| WRITTEN INSTRUCTION |
Quote the data below in full, please, without altering anything.

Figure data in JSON
-- begin --
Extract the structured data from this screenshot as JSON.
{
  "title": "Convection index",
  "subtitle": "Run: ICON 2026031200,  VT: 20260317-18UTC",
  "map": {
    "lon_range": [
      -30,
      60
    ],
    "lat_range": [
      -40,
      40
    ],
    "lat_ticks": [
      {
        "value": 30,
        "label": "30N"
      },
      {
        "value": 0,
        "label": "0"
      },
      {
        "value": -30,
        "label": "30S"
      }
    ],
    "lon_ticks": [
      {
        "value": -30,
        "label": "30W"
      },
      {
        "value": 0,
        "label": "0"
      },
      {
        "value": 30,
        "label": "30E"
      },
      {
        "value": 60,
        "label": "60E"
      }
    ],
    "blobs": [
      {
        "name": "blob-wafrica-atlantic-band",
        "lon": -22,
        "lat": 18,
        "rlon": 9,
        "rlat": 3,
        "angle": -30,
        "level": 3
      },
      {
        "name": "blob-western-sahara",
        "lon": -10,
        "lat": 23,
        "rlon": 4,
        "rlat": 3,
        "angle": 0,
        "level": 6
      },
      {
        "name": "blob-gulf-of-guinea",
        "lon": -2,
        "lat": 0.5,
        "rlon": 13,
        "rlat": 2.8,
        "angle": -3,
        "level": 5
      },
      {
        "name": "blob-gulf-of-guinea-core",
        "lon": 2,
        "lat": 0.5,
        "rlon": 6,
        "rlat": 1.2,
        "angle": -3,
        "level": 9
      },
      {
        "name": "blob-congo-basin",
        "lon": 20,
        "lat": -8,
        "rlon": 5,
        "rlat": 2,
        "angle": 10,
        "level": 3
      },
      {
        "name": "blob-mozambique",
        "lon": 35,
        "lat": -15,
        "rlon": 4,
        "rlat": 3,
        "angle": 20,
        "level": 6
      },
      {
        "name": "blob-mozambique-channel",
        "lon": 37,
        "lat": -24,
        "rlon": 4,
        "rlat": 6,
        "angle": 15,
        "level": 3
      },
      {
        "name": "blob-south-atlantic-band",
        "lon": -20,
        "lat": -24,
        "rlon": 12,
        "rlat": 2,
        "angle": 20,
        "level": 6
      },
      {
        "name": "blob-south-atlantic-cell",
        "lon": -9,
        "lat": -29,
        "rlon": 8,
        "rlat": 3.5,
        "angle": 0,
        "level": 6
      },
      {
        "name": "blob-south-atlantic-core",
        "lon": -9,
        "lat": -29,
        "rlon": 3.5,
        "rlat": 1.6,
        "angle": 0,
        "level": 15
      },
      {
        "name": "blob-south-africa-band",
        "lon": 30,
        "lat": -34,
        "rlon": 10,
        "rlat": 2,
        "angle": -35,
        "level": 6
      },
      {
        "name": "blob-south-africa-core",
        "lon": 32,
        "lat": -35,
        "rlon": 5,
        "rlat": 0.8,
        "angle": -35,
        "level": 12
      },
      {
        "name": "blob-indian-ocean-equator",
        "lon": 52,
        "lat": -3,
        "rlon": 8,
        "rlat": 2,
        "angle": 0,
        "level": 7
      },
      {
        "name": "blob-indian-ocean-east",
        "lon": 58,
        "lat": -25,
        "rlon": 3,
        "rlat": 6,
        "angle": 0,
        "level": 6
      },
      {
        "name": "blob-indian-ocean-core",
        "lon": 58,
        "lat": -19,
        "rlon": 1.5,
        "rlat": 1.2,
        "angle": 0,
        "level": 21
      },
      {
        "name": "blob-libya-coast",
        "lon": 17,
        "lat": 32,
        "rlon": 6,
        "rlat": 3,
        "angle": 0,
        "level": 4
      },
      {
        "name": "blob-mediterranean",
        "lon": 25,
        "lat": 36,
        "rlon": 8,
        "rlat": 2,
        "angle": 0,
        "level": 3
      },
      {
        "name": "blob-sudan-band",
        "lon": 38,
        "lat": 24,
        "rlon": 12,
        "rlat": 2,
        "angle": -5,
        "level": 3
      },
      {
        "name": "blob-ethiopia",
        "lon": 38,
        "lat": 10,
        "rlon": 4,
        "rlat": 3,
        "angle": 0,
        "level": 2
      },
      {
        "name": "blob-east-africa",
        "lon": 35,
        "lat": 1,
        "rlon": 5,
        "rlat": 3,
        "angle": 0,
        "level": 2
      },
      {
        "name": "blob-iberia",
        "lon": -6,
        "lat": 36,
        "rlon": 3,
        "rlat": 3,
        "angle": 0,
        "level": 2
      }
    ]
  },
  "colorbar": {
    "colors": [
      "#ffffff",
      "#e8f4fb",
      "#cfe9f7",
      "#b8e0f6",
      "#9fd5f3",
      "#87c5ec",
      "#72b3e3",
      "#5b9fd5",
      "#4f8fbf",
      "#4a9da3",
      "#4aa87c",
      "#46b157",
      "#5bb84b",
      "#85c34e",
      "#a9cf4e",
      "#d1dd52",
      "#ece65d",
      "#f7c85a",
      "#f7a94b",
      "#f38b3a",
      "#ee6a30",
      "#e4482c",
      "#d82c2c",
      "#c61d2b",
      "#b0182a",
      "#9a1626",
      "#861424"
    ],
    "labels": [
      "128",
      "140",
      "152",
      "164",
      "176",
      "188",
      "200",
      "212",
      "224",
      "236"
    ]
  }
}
-- end --
| TASK SOLUTION |
Extract the structured data from this screenshot as JSON.
{
  "title": "Convection index",
  "subtitle": "Run: ICON 2026031200,  VT: 20260317-18UTC",
  "map": {
    "lon_range": [
      -30,
      60
    ],
    "lat_range": [
      -40,
      40
    ],
    "lat_ticks": [
      {
        "value": 30,
        "label": "30N"
      },
      {
        "value": 0,
        "label": "0"
      },
      {
        "value": -30,
        "label": "30S"
      }
    ],
    "lon_ticks": [
      {
        "value": -30,
        "label": "30W"
      },
      {
        "value": 0,
        "label": "0"
      },
      {
        "value": 30,
        "label": "30E"
      },
      {
        "value": 60,
        "label": "60E"
      }
    ],
    "blobs": [
      {
        "name": "blob-wafrica-atlantic-band",
        "lon": -22,
        "lat": 18,
        "rlon": 9,
        "rlat": 3,
        "angle": -30,
        "level": 3
      },
      {
        "name": "blob-western-sahara",
        "lon": -10,
        "lat": 23,
        "rlon": 4,
        "rlat": 3,
        "angle": 0,
        "level": 6
      },
      {
        "name": "blob-gulf-of-guinea",
        "lon": -2,
        "lat": 0.5,
        "rlon": 13,
        "rlat": 2.8,
        "angle": -3,
        "level": 5
      },
      {
        "name": "blob-gulf-of-guinea-core",
        "lon": 2,
        "lat": 0.5,
        "rlon": 6,
        "rlat": 1.2,
        "angle": -3,
        "level": 9
      },
      {
        "name": "blob-congo-basin",
        "lon": 20,
        "lat": -8,
        "rlon": 5,
        "rlat": 2,
        "angle": 10,
        "level": 3
      },
      {
        "name": "blob-mozambique",
        "lon": 35,
        "lat": -15,
        "rlon": 4,
        "rlat": 3,
        "angle": 20,
        "level": 6
      },
      {
        "name": "blob-mozambique-channel",
        "lon": 37,
        "lat": -24,
        "rlon": 4,
        "rlat": 6,
        "angle": 15,
        "level": 3
      },
      {
        "name": "blob-south-atlantic-band",
        "lon": -20,
        "lat": -24,
        "rlon": 12,
        "rlat": 2,
        "angle": 20,
        "level": 6
      },
      {
        "name": "blob-south-atlantic-cell",
        "lon": -9,
        "lat": -29,
        "rlon": 8,
        "rlat": 3.5,
        "angle": 0,
        "level": 6
      },
      {
        "name": "blob-south-atlantic-core",
        "lon": -9,
        "lat": -29,
        "rlon": 3.5,
        "rlat": 1.6,
        "angle": 0,
        "level": 15
      },
      {
        "name": "blob-south-africa-band",
        "lon": 30,
        "lat": -34,
        "rlon": 10,
        "rlat": 2,
        "angle": -35,
        "level": 6
      },
      {
        "name": "blob-south-africa-core",
        "lon": 32,
        "lat": -35,
        "rlon": 5,
        "rlat": 0.8,
        "angle": -35,
        "level": 12
      },
      {
        "name": "blob-indian-ocean-equator",
        "lon": 52,
        "lat": -3,
        "rlon": 8,
        "rlat": 2,
        "angle": 0,
        "level": 7
      },
      {
        "name": "blob-indian-ocean-east",
        "lon": 58,
        "lat": -25,
        "rlon": 3,
        "rlat": 6,
        "angle": 0,
        "level": 6
      },
      {
        "name": "blob-indian-ocean-core",
        "lon": 58,
        "lat": -19,
        "rlon": 1.5,
        "rlat": 1.2,
        "angle": 0,
        "level": 21
      },
      {
        "name": "blob-libya-coast",
        "lon": 17,
        "lat": 32,
        "rlon": 6,
        "rlat": 3,
        "angle": 0,
        "level": 4
      },
      {
        "name": "blob-mediterranean",
        "lon": 25,
        "lat": 36,
        "rlon": 8,
        "rlat": 2,
        "angle": 0,
        "level": 3
      },
      {
        "name": "blob-sudan-band",
        "lon": 38,
        "lat": 24,
        "rlon": 12,
        "rlat": 2,
        "angle": -5,
        "level": 3
      },
      {
        "name": "blob-ethiopia",
        "lon": 38,
        "lat": 10,
        "rlon": 4,
        "rlat": 3,
        "angle": 0,
        "level": 2
      },
      {
        "name": "blob-east-africa",
        "lon": 35,
        "lat": 1,
        "rlon": 5,
        "rlat": 3,
        "angle": 0,
        "level": 2
      },
      {
        "name": "blob-iberia",
        "lon": -6,
        "lat": 36,
        "rlon": 3,
        "rlat": 3,
        "angle": 0,
        "level": 2
      }
    ]
  },
  "colorbar": {
    "colors": [
      "#ffffff",
      "#e8f4fb",
      "#cfe9f7",
      "#b8e0f6",
      "#9fd5f3",
      "#87c5ec",
      "#72b3e3",
      "#5b9fd5",
      "#4f8fbf",
      "#4a9da3",
      "#4aa87c",
      "#46b157",
      "#5bb84b",
      "#85c34e",
      "#a9cf4e",
      "#d1dd52",
      "#ece65d",
      "#f7c85a",
      "#f7a94b",
      "#f38b3a",
      "#ee6a30",
      "#e4482c",
      "#d82c2c",
      "#c61d2b",
      "#b0182a",
      "#9a1626",
      "#861424"
    ],
    "labels": [
      "128",
      "140",
      "152",
      "164",
      "176",
      "188",
      "200",
      "212",
      "224",
      "236"
    ]
  }
}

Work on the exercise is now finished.